__THE EXERCISE__.
Note how many lines in the entries contain the string "руди", then give that number and nothing else.

__MATERIAL FOR THE TASK__.
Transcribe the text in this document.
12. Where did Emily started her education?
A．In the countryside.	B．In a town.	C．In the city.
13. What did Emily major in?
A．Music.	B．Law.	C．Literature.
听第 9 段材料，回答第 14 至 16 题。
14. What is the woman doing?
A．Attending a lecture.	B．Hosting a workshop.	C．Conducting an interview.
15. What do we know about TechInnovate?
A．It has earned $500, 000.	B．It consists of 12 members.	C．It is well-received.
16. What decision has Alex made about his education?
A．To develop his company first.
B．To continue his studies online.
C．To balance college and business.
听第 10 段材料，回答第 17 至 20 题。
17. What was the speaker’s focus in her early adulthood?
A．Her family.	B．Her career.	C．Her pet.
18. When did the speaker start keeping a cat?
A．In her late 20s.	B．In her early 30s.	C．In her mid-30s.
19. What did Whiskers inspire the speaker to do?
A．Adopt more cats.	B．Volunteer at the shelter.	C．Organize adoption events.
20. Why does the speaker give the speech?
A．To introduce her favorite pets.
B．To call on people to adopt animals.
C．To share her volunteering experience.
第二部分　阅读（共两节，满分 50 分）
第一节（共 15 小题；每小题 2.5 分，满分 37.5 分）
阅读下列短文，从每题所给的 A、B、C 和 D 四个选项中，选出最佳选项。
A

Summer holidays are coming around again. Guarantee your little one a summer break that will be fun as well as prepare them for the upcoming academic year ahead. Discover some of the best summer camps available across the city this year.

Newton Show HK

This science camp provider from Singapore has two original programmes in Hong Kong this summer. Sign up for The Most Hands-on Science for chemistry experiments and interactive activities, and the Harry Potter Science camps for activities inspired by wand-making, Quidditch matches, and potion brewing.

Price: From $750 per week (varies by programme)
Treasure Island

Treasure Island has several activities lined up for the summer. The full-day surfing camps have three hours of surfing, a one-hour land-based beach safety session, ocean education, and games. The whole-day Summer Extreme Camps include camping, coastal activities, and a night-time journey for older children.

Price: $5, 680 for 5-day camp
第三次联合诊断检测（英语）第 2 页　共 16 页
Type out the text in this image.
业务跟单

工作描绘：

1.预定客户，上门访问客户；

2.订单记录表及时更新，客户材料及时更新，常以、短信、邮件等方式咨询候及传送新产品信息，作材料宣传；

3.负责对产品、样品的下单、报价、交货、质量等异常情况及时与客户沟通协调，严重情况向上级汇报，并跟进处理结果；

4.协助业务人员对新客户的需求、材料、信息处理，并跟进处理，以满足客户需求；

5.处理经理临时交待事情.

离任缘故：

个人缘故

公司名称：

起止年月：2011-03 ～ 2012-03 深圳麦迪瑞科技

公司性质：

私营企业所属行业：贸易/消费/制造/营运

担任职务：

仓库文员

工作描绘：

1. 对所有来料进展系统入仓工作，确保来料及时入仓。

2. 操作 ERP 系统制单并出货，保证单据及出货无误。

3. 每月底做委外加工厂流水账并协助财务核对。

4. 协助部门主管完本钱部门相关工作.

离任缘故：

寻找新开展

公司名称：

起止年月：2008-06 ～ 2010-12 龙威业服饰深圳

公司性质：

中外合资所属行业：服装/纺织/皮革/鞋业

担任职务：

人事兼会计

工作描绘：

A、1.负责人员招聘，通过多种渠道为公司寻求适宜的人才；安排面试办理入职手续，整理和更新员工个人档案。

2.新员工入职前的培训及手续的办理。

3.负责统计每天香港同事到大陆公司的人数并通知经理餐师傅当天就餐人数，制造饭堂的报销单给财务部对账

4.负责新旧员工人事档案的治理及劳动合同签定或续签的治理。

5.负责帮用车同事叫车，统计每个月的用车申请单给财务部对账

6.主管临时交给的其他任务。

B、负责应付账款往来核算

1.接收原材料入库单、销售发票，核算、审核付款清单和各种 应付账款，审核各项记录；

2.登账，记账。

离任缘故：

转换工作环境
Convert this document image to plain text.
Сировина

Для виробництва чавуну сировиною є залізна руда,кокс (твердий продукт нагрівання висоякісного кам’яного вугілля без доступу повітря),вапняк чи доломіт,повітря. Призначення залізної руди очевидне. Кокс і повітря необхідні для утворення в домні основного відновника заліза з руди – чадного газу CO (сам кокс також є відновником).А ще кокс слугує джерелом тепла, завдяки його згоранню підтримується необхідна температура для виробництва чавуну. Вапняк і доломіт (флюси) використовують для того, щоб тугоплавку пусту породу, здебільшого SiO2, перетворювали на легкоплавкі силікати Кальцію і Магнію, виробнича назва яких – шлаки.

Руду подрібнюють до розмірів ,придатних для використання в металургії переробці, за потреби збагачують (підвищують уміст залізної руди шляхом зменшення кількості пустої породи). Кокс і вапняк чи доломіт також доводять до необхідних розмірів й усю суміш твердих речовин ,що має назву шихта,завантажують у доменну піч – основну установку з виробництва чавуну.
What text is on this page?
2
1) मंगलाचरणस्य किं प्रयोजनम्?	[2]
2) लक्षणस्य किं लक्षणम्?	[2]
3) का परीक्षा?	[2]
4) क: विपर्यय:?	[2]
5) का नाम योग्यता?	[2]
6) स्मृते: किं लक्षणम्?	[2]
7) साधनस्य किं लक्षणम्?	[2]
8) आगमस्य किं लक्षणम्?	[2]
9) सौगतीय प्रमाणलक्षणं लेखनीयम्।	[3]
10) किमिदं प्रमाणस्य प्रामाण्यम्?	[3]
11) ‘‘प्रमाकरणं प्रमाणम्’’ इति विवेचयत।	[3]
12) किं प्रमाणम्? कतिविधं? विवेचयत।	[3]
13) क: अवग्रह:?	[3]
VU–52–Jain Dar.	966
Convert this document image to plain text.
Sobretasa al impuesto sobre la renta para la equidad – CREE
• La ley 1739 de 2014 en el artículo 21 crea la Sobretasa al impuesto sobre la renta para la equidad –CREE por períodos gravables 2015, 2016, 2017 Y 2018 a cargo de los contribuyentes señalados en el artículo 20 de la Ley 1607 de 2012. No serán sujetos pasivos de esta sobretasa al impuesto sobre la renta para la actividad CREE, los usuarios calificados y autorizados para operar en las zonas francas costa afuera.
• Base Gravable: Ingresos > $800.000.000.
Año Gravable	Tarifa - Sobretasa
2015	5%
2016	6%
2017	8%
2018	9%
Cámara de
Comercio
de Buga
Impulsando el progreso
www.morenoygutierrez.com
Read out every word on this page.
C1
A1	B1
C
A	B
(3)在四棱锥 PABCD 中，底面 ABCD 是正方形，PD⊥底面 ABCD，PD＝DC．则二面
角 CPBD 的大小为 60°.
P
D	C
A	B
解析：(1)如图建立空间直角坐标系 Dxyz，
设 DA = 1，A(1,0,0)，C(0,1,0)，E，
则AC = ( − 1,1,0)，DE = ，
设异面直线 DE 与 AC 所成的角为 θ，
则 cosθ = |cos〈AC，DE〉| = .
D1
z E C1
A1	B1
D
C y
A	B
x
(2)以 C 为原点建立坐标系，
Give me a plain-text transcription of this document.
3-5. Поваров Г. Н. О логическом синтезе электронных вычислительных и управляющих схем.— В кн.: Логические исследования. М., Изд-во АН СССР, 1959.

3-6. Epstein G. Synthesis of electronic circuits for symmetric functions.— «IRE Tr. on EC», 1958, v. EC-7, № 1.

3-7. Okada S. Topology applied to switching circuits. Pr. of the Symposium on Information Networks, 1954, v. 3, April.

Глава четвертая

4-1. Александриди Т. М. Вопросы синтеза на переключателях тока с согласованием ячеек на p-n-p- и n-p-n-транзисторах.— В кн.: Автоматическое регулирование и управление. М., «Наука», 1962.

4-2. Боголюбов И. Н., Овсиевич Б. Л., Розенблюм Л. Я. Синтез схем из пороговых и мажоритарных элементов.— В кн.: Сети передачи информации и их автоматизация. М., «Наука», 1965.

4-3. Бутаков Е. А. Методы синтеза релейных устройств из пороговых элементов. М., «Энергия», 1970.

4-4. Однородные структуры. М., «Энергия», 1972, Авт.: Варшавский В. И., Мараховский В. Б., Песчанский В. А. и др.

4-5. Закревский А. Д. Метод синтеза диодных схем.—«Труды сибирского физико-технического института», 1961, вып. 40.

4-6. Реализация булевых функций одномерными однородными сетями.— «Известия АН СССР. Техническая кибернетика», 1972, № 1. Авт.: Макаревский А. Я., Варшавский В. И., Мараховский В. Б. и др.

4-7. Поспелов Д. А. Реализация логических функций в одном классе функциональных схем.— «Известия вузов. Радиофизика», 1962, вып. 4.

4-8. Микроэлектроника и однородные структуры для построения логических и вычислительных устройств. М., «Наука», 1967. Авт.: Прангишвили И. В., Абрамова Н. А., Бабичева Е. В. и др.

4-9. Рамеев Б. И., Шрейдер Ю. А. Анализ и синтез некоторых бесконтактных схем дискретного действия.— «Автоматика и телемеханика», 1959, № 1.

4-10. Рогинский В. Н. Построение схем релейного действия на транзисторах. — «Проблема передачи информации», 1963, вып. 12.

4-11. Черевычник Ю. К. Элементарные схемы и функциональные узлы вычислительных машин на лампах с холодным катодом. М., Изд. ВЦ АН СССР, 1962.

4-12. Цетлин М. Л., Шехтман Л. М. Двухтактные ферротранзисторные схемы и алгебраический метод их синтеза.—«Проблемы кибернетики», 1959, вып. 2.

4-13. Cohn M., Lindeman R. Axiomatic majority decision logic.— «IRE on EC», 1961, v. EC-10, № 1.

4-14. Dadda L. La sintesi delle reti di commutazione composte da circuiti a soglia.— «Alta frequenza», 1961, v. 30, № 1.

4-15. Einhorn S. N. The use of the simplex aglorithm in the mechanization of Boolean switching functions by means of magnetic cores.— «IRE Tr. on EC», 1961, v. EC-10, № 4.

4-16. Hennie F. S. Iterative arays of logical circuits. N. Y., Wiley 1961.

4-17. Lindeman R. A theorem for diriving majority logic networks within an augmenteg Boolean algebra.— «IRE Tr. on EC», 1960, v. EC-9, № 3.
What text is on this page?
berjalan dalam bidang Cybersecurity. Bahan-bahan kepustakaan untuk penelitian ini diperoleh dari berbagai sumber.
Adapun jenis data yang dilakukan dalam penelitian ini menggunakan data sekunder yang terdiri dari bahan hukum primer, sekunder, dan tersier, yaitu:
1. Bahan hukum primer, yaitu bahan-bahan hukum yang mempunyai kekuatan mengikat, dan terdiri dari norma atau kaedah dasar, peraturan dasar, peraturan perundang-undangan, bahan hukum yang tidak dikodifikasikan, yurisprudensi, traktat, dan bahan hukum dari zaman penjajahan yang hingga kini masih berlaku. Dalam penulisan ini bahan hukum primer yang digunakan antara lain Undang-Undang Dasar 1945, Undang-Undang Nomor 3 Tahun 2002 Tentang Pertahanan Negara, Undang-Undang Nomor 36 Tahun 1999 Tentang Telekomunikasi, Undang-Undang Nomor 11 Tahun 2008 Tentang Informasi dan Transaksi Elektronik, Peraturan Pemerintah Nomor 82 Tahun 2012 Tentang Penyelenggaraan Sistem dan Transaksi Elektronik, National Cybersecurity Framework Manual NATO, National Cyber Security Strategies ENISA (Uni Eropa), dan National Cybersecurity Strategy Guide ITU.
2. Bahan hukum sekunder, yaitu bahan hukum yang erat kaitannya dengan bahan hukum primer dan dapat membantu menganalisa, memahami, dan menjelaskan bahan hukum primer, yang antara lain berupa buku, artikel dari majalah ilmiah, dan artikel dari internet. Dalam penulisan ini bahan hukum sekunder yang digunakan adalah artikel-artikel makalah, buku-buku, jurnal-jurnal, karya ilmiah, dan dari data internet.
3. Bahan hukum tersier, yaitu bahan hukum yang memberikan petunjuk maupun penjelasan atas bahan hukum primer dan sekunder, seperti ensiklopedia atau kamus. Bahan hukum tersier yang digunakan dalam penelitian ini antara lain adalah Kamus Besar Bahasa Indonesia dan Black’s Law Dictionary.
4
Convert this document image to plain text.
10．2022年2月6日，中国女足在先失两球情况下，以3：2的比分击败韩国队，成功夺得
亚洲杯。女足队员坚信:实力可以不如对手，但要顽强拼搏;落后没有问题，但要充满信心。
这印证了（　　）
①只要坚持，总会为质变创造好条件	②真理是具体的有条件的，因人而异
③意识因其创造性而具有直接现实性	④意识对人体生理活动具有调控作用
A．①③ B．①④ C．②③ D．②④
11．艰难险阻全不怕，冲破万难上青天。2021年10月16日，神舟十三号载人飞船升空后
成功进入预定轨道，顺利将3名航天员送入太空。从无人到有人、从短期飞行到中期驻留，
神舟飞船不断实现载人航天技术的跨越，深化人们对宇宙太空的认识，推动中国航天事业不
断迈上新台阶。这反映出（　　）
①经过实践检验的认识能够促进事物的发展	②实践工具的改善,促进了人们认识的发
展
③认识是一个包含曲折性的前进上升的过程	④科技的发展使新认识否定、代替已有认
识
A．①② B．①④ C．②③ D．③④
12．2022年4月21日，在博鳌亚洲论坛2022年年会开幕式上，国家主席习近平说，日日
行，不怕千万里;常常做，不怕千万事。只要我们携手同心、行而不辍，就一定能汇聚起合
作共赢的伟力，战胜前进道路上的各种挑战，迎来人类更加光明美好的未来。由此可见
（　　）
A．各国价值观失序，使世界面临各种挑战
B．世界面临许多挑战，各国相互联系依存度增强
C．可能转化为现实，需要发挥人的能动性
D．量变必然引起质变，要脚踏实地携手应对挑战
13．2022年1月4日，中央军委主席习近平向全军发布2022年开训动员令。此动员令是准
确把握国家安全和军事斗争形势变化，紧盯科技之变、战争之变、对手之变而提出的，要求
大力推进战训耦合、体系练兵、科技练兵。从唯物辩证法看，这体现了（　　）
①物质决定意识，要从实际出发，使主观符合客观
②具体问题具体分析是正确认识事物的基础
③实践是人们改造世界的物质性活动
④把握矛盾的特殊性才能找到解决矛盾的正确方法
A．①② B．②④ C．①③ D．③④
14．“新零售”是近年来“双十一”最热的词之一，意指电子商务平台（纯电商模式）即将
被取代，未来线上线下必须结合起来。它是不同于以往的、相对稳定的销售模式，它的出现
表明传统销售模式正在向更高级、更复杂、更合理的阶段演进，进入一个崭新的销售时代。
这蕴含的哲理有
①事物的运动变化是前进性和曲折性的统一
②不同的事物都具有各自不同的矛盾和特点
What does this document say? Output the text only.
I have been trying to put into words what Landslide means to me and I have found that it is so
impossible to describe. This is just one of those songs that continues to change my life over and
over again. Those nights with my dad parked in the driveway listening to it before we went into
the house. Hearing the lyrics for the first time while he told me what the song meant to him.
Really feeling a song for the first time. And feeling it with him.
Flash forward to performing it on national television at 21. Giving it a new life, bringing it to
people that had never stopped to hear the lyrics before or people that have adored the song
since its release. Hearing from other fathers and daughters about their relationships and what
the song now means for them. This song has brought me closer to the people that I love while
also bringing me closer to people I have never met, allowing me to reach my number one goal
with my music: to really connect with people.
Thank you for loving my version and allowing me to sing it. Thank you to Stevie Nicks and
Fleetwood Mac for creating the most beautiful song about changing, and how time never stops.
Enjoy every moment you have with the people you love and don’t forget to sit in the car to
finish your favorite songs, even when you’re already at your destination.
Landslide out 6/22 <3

__FINISHED ANSWER__.
2